- **THE REQUEST**
Omit all images. Write out the rest of the material exactly.

* Start *

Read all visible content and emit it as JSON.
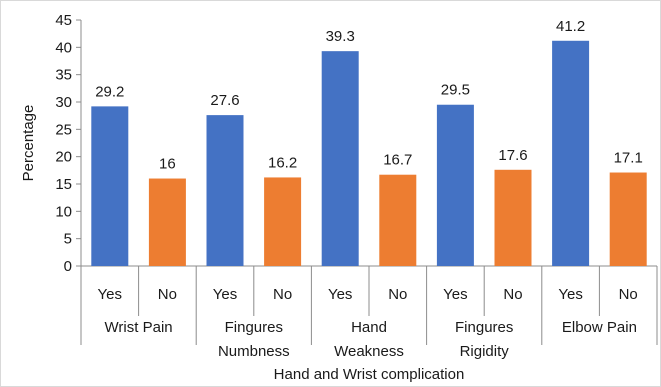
{
  "chart_data": {
    "type": "bar",
    "title": "",
    "xlabel": "Hand and Wrist complication",
    "ylabel": "Percentage",
    "ylim": [
      0,
      45
    ],
    "yticks": [
      0,
      5,
      10,
      15,
      20,
      25,
      30,
      35,
      40,
      45
    ],
    "grid": false,
    "legend": "none",
    "groups": [
      {
        "label_lines": [
          "Wrist Pain"
        ],
        "categories": [
          "Yes",
          "No"
        ],
        "values": [
          29.2,
          16
        ],
        "value_labels": [
          "29.2",
          "16"
        ]
      },
      {
        "label_lines": [
          "Fingures",
          "Numbness"
        ],
        "categories": [
          "Yes",
          "No"
        ],
        "values": [
          27.6,
          16.2
        ],
        "value_labels": [
          "27.6",
          "16.2"
        ]
      },
      {
        "label_lines": [
          "Hand",
          "Weakness"
        ],
        "categories": [
          "Yes",
          "No"
        ],
        "values": [
          39.3,
          16.7
        ],
        "value_labels": [
          "39.3",
          "16.7"
        ]
      },
      {
        "label_lines": [
          "Fingures",
          "Rigidity"
        ],
        "categories": [
          "Yes",
          "No"
        ],
        "values": [
          29.5,
          17.6
        ],
        "value_labels": [
          "29.5",
          "17.6"
        ]
      },
      {
        "label_lines": [
          "Elbow Pain"
        ],
        "categories": [
          "Yes",
          "No"
        ],
        "values": [
          41.2,
          17.1
        ],
        "value_labels": [
          "41.2",
          "17.1"
        ]
      }
    ],
    "colors": {
      "Yes": "#4472C4",
      "No": "#ED7D31",
      "axis": "#8c8c8c",
      "border": "#d9d9d9"
    }
  }
}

* End *

- **THE RESULT**
Read all visible content and emit it as JSON.
{
  "chart_data": {
    "type": "bar",
    "title": "",
    "xlabel": "Hand and Wrist complication",
    "ylabel": "Percentage",
    "ylim": [
      0,
      45
    ],
    "yticks": [
      0,
      5,
      10,
      15,
      20,
      25,
      30,
      35,
      40,
      45
    ],
    "grid": false,
    "legend": "none",
    "groups": [
      {
        "label_lines": [
          "Wrist Pain"
        ],
        "categories": [
          "Yes",
          "No"
        ],
        "values": [
          29.2,
          16
        ],
        "value_labels": [
          "29.2",
          "16"
        ]
      },
      {
        "label_lines": [
          "Fingures",
          "Numbness"
        ],
        "categories": [
          "Yes",
          "No"
        ],
        "values": [
          27.6,
          16.2
        ],
        "value_labels": [
          "27.6",
          "16.2"
        ]
      },
      {
        "label_lines": [
          "Hand",
          "Weakness"
        ],
        "categories": [
          "Yes",
          "No"
        ],
        "values": [
          39.3,
          16.7
        ],
        "value_labels": [
          "39.3",
          "16.7"
        ]
      },
      {
        "label_lines": [
          "Fingures",
          "Rigidity"
        ],
        "categories": [
          "Yes",
          "No"
        ],
        "values": [
          29.5,
          17.6
        ],
        "value_labels": [
          "29.5",
          "17.6"
        ]
      },
      {
        "label_lines": [
          "Elbow Pain"
        ],
        "categories": [
          "Yes",
          "No"
        ],
        "values": [
          41.2,
          17.1
        ],
        "value_labels": [
          "41.2",
          "17.1"
        ]
      }
    ],
    "colors": {
      "Yes": "#4472C4",
      "No": "#ED7D31",
      "axis": "#8c8c8c",
      "border": "#d9d9d9"
    }
  }
}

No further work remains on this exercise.